>> start Source document

A Master Class in the Outdoors
Members of the 2022 MMNP cohort consult field guides as they study specimens collected near Waite. Photo courtesy of Ellen Gellerstedt.

Dawna Blackstone might be forgiven for feeling a little – well, intimidated – after driving nearly two hours to Orono for the first meeting of the 2024 Maine Master Naturalist Program. There, she found herself surrounded by the people who would be her classmates: current and retired professors, lifelong birders, and accomplished outdoor artists.

“I never feel that I know as much as others, even if I do,” Blackstone said, recalling that flicker of doubt amid all her excitement. Did she, an educator from the small town of Shirley (population 251), really belong here?

Of course she did.

Since its first class in 2012, the Maine Master Naturalist Program has offered training to nearly 300 individuals. While most are empty-nesters or retired, students hail from all corners of the state and a diversity of professional backgrounds. After completing the intensive 10-week program, MMNP graduates join what the program website describes as a “nexus of naturalists,” well prepared to share information about Maine’s natural history with others.

>> end Source document
>> start Records provided

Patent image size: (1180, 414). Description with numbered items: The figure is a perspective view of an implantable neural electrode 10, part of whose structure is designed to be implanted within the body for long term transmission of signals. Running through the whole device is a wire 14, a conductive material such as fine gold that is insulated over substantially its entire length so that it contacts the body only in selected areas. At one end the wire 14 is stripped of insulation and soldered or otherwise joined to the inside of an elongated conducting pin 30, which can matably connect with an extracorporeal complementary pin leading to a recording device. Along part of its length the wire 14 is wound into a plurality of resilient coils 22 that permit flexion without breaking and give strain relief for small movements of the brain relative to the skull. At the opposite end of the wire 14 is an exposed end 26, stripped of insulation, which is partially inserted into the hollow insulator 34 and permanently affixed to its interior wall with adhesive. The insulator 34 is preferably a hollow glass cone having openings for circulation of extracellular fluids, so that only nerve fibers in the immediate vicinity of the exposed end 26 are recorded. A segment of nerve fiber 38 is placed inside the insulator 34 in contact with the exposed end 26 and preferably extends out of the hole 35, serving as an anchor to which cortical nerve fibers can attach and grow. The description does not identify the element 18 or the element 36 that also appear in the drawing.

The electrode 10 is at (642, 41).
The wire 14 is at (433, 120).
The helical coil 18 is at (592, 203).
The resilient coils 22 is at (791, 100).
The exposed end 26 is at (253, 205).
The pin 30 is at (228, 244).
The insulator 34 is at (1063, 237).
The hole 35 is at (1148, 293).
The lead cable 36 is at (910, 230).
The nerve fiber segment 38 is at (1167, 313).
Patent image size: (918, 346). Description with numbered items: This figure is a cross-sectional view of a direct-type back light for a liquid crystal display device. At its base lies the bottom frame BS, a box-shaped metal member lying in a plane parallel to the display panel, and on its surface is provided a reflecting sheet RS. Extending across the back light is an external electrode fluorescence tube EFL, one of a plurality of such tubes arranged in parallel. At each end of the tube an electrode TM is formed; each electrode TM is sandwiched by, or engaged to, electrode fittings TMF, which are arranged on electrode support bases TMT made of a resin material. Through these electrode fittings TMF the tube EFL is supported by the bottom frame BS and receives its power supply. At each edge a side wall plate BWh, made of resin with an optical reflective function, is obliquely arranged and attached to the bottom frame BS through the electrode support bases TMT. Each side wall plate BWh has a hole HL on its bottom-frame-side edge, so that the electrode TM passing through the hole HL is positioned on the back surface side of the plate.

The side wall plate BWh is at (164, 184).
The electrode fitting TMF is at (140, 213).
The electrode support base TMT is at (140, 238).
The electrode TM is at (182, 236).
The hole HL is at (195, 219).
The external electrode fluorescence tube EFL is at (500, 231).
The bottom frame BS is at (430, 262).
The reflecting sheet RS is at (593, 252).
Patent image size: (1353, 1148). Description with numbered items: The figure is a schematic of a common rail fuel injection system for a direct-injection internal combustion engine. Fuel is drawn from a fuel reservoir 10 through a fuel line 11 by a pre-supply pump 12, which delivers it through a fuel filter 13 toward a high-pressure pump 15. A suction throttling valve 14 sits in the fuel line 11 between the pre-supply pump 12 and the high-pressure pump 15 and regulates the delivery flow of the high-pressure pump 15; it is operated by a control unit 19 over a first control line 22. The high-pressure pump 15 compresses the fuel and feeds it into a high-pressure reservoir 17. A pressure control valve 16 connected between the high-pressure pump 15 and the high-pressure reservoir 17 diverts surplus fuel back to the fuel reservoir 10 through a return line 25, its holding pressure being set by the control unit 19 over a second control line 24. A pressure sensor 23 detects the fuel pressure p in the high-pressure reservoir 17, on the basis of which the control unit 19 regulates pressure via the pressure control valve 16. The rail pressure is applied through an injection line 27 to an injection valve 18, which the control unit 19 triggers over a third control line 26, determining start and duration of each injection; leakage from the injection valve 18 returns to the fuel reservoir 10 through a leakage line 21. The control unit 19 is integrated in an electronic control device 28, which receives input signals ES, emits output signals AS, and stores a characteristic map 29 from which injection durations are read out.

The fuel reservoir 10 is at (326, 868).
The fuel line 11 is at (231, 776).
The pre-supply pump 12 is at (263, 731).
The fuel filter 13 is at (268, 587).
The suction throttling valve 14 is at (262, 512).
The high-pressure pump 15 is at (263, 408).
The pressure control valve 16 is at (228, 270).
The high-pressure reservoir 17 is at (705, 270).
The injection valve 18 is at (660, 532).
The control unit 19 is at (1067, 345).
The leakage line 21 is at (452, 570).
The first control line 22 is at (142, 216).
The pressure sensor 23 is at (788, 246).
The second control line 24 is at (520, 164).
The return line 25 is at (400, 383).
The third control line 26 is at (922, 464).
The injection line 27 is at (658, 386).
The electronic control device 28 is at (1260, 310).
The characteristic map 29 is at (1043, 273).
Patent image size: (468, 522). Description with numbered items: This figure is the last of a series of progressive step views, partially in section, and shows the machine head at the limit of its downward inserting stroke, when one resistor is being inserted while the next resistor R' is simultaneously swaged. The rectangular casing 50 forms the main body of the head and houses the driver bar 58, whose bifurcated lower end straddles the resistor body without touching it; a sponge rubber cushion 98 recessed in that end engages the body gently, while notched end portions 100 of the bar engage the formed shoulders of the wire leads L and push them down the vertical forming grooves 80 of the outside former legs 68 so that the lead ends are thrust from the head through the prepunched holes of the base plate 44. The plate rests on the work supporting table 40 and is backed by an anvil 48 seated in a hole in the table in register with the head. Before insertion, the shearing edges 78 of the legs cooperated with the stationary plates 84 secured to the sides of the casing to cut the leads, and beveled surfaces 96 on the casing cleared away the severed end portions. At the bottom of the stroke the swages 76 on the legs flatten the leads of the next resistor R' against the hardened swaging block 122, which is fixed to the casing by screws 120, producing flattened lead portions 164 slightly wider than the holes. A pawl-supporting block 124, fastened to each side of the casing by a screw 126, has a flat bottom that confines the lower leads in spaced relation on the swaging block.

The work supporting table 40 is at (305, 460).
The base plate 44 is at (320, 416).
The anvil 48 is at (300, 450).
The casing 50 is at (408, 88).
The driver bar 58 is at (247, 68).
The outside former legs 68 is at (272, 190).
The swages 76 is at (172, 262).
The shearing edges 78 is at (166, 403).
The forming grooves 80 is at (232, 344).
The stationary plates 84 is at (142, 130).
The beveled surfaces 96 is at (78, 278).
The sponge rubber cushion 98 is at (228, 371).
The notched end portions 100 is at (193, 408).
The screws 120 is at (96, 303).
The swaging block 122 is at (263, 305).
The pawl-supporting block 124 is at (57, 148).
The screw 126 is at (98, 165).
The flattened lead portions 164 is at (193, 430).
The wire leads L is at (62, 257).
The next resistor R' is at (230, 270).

>> end Records provided

• [Direction A] In the naturalist program article, how many individuals has the Maine Master Naturalist Program trained since its first class?
• [Direction B] Decide whether each statement agrees with the naturalist program article, answering yes or no and quoting the words that settle it: (i) Blackstone drove nearly two hours to Orono for the first meeting. (ii) The program runs for twelve weeks. (iii) Shirley has a population of 251.
• [Direction C] Pick up the naturalist program article after its final sentence and carry it further.

• [Final result A] Nearly 300 individuals since its first class in 2012.

• [Final result B]
(i) Yes: "after driving nearly two hours to Orono for the first meeting of the 2024 Maine Master Naturalist Program"
(ii) No: "After completing the intensive 10-week program"
(iii) Yes: "the small town of Shirley (population 251)"

• [Final result C]
Despite her first-day doubts, Blackstone personifies the qualities the program’s founders identified when they designed the first curriculum back in 2011.

First, she holds a deep appreciation for the natural world, having grown up as the daughter of a Maine game warden and an avid gardener. She passed her love of the outdoors along to her own children, spending 25 summers in the Maine Highlands region on a remote shore of Chesuncook, a 22-mile-long lake created by the 1916 construction of the Ripogenus Dam.

Second, she is a lifelong educator and has worked in rural schools and educational programs throughout her professional life. Her interest in becoming a master naturalist was not only to acquire more knowledge, but to share it.

Finally – and most important – she was hungry to learn more. Perhaps she could name a dozen wildflowers, but she knew there were hundreds, or even thousands of plants she couldn’t identify – not yet, anyway. That hunger burned for nearly a decade before she got her chance to learn them through the MMNP training.

“I had a friend who had done the training back in its early phases, and I thought it sounded so cool,” Blackstone said. “But it tended to be offered in places too far away, and being from Shirley and having a family and working, it was just never possible to do that.”

Then in 2023, while working on a teacher-training project, she met a participant who had just completed the Maine Master Naturalist Program. Spark rekindled, Blackstone Googled the program and discovered that the 2024 class would be offered in Orono. That wasn’t exactly next door, but it was drivable, and her kids were all grown, so she decided to give it a go.

“I set my calendar for the first day I could apply,” she said, “And I was so thrilled to be chosen to be part of it.”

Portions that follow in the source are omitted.